## [Given problem]
The records below must be duplicated exactly, character for character.

--------------------------------------------------

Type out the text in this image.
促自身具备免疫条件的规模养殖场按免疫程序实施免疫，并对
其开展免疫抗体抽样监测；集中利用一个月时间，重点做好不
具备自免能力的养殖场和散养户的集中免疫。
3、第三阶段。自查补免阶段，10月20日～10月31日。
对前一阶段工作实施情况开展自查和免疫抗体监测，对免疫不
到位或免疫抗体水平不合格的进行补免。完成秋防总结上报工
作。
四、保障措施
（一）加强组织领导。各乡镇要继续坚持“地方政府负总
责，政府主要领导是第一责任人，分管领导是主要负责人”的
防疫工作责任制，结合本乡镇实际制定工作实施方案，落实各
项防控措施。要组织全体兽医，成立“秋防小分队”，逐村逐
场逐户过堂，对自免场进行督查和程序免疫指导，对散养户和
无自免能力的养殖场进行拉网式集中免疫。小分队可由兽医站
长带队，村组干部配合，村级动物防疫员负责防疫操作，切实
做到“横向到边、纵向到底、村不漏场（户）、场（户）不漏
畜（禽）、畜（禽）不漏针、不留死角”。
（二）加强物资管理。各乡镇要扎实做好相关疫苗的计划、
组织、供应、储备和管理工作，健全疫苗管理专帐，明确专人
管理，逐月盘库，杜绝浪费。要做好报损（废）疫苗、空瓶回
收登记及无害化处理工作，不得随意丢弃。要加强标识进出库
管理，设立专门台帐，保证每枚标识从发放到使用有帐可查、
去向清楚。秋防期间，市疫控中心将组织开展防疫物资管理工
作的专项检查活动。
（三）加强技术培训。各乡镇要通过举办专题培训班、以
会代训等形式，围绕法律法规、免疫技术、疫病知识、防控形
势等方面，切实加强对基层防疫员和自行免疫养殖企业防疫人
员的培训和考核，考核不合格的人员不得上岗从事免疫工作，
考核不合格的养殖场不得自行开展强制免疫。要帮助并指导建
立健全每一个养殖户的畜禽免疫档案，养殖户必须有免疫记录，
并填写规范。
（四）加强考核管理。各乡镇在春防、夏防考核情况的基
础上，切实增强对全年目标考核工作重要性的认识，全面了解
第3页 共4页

--------------------------------------------------

## [Answer for the task]
Type out the text in this image.
促自身具备免疫条件的规模养殖场按免疫程序实施免疫，并对
其开展免疫抗体抽样监测；集中利用一个月时间，重点做好不
具备自免能力的养殖场和散养户的集中免疫。
3、第三阶段。自查补免阶段，10月20日～10月31日。
对前一阶段工作实施情况开展自查和免疫抗体监测，对免疫不
到位或免疫抗体水平不合格的进行补免。完成秋防总结上报工
作。
四、保障措施
（一）加强组织领导。各乡镇要继续坚持“地方政府负总
责，政府主要领导是第一责任人，分管领导是主要负责人”的
防疫工作责任制，结合本乡镇实际制定工作实施方案，落实各
项防控措施。要组织全体兽医，成立“秋防小分队”，逐村逐
场逐户过堂，对自免场进行督查和程序免疫指导，对散养户和
无自免能力的养殖场进行拉网式集中免疫。小分队可由兽医站
长带队，村组干部配合，村级动物防疫员负责防疫操作，切实
做到“横向到边、纵向到底、村不漏场（户）、场（户）不漏
畜（禽）、畜（禽）不漏针、不留死角”。
（二）加强物资管理。各乡镇要扎实做好相关疫苗的计划、
组织、供应、储备和管理工作，健全疫苗管理专帐，明确专人
管理，逐月盘库，杜绝浪费。要做好报损（废）疫苗、空瓶回
收登记及无害化处理工作，不得随意丢弃。要加强标识进出库
管理，设立专门台帐，保证每枚标识从发放到使用有帐可查、
去向清楚。秋防期间，市疫控中心将组织开展防疫物资管理工
作的专项检查活动。
（三）加强技术培训。各乡镇要通过举办专题培训班、以
会代训等形式，围绕法律法规、免疫技术、疫病知识、防控形
势等方面，切实加强对基层防疫员和自行免疫养殖企业防疫人
员的培训和考核，考核不合格的人员不得上岗从事免疫工作，
考核不合格的养殖场不得自行开展强制免疫。要帮助并指导建
立健全每一个养殖户的畜禽免疫档案，养殖户必须有免疫记录，
并填写规范。
（四）加强考核管理。各乡镇在春防、夏防考核情况的基
础上，切实增强对全年目标考核工作重要性的认识，全面了解
第3页 共4页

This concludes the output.